REQUIRED WORK:
**a.** Answer these questions about the chicken pot pie post.
(i) Which three flours went into the pastry?
(ii) What did the writer bake the pie in instead of the pie plate?
(iii) Apart from the seasonings, what four ingredients made up the gravy?
**b.** Write the next part of the chicken pot pie post, picking up after its final sentence.

Petite pie post

(In which I make a small detour and a questionable pie.)

So, the promised Big Baking Bonanza is coming up, really! But suddenly, it was Pie Week! Since I’m a bit of a pie fanatic, who am I to argue with that?

So, since I had a bit of chicken I needed to use, I decided to make a chicken pot pie in honour of pie week.

Pie without wheat? Not great, to be honest. I did a bit of googling for pie pastry without wheat, but since it called for a bunch of weird stuff that I didn’t have in my cupboard (such as xanthan gum, whatever that is), I just improvised.

I mixed rice flour, barley flour, and oat flour with dairy-free butter (sounds like a contradiction in terms, doesn’t it?), and 5-6 tbsps of ice-cold water. (Don’t really know how much I used of everything, I don’t usually measure. Maybe 3 cups of flour and 1 cup of butter? Basically, if it looks to dry, add more water or butter, if it looks too wet, add more flour. Just keep adding stuff until it looks like pastry dough.)

Yay, food processor!

I usually mix with my hands, but I have a new food processor, and I kind of love it! Imagine, making pastry without getting your hands all sticky or floury! The mind boggles!

(I wouldn’t be surprised if there’s an entire post soon constisting of some sort of ode to the food processor.)

After mixing, I wrapped it in plastic and popped it in the fridge for a bit.

Since I’ve never made chicken pot pie before, I based my filling loosely on comfortablydomestic’s recipe.

Pretty vegetables. Yes, colourful food makes me happy.

I chopped some carrots finely, and added whatever vegetables I found in my freezer that would go with it; onions, green beans and peas.

You all know what chicken looks like. What's the point of this photo?

The reason for making this pie; some leftover roast chicken, which I picked and shredded. Not a lot of chicken, but it’s a small pie just for me, it’s not like I’m feeding a family.

I made the gravy with dairy-free butter, soy milk, cornstarch and vegetable stock (and salt, pepper and thyme).

I know. Doesn't look like a pie, does it?

Because I didn’t have a lot of chicken, and my pie plate was far too big, I baked it in my bread pan (for half an hour or so at 200 Celcius – maybe a bit longer, at least until it looked brown and crispy).

Saved entries:
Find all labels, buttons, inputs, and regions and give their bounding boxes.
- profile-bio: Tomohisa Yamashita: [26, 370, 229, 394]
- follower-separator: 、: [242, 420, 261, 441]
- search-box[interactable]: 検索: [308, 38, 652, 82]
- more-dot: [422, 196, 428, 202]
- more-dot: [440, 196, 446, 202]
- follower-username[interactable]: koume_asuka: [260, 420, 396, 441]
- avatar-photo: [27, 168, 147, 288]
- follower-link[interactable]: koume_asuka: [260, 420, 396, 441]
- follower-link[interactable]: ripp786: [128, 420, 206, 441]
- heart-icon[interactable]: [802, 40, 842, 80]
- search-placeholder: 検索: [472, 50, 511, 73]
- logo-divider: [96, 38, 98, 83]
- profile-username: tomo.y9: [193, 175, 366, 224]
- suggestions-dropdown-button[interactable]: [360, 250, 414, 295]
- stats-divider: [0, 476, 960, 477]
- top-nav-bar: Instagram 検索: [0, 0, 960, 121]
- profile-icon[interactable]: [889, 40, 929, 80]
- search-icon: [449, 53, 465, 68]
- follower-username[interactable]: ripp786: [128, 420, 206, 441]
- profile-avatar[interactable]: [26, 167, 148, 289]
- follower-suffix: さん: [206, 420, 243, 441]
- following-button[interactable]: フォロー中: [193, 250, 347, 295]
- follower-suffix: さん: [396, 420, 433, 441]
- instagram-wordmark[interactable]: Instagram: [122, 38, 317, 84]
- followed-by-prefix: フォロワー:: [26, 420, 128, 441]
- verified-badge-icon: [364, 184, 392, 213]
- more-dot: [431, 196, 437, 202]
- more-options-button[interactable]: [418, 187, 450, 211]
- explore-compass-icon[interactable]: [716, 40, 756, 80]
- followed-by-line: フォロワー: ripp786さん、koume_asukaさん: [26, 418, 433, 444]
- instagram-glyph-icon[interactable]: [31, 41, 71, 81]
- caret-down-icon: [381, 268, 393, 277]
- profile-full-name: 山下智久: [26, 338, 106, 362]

ANSWERS GIVEN:
**a.**
(i) Rice flour, barley flour and oat flour.
(ii) A bread pan.
(iii) Dairy-free butter, soy milk, cornstarch and vegetable stock.

**b.**
So. There’s a reason they put wheat flour in everything, people. Beacuse it’s tasty. Especially in pastry. When I scooped it out onto my plate, it all fell apart and was more like a crumble than a pie. (And that’s just wrong. Crumbles shouldn’t be savoury! There should be berries involved! Or apples, or raisins, or all of these.)

Chicken pot...crumble?

The taste was really good (the gravy worked great, even with soy milk and all of that stuff), but the texture was just wrong. Yep, I’ve said it before, and I’ll say it again. It was really wrong and crumbly and strange. If only the pastry had worked out, this would have been great.

I’m really looking forward to ending my experiment, having wheat again, and making proper chicken and mushroom pie with fluffy, flaky pastry.

The thing is, I’m an amateur in the kitchen, just starting out exploring all the exciting tastes out there. Stuff isn’t going to be perfect. My kitchen isn’t spotless, I don’t wear an apron, I don’t take my pictures on pretty china, and not everything I make will turn out great. I’m not that kind of blogger. But I think it’s important to share the less successful ventures as well. That’s the whole point of cooking! (Except that you have to eat to live, and all that.) Be adventurous! Try something new! Don’t worry if you have a few disasters – how else will you learn?

 So, here’s one of my less successful experiments. It’s highly unlikely it’ll be the last!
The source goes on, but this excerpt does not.